§ **Task brief**
Collect every line in the records below that contains the word "with".

§ **Record extracts**
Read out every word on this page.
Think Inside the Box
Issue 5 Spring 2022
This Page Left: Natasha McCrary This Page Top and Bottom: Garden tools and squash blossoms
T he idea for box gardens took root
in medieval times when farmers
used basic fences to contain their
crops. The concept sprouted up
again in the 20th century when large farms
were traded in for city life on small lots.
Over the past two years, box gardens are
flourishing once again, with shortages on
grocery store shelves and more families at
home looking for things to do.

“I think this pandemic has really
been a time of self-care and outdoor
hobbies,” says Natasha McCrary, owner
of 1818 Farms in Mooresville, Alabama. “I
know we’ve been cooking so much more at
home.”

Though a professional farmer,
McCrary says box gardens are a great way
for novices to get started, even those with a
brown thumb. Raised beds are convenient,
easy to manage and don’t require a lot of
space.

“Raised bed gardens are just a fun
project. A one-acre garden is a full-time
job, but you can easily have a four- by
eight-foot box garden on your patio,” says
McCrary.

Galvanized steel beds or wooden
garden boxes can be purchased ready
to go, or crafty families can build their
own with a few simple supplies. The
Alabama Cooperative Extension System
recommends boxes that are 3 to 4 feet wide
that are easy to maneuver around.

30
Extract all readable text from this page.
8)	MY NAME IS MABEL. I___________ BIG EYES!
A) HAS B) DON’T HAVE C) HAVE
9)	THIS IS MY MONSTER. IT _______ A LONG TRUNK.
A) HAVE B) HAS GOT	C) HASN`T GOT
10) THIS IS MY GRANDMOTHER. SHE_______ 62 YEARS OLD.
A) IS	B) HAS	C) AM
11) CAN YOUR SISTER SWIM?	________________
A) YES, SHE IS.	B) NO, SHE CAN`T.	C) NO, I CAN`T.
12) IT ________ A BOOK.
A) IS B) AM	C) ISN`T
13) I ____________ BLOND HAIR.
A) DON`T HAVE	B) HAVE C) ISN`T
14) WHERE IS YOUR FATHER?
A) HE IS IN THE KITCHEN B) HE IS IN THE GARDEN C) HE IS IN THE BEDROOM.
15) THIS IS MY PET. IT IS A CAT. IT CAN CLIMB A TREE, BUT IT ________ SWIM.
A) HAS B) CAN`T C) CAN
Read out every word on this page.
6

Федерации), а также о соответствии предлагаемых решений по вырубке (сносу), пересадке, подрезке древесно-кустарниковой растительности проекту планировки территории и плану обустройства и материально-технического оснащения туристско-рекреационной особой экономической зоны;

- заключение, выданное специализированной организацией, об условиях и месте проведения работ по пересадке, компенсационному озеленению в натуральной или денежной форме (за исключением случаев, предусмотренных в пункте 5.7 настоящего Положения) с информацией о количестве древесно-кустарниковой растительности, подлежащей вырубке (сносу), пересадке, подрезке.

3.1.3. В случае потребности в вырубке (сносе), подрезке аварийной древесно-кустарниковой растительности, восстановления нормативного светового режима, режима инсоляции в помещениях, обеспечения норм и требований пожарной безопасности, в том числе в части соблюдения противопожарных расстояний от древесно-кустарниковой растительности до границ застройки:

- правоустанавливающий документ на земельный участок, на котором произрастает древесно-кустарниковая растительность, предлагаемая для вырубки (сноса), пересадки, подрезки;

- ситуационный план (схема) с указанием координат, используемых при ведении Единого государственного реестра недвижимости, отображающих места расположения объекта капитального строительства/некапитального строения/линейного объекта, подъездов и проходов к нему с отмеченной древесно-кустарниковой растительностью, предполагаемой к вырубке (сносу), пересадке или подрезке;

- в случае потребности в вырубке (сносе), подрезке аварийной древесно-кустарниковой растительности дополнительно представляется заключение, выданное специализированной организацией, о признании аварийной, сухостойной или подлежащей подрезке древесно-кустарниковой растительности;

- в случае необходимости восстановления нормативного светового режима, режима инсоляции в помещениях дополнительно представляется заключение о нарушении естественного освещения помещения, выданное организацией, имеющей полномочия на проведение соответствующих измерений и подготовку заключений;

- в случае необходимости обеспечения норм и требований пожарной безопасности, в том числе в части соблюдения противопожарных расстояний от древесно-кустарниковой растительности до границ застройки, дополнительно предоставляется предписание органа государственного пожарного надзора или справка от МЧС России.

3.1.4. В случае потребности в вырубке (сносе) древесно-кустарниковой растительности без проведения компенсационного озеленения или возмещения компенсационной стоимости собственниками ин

§ **Response for this exercise**
flourishing once again, with shortages on
for novices to get started, even those with a
own with a few simple supplies. The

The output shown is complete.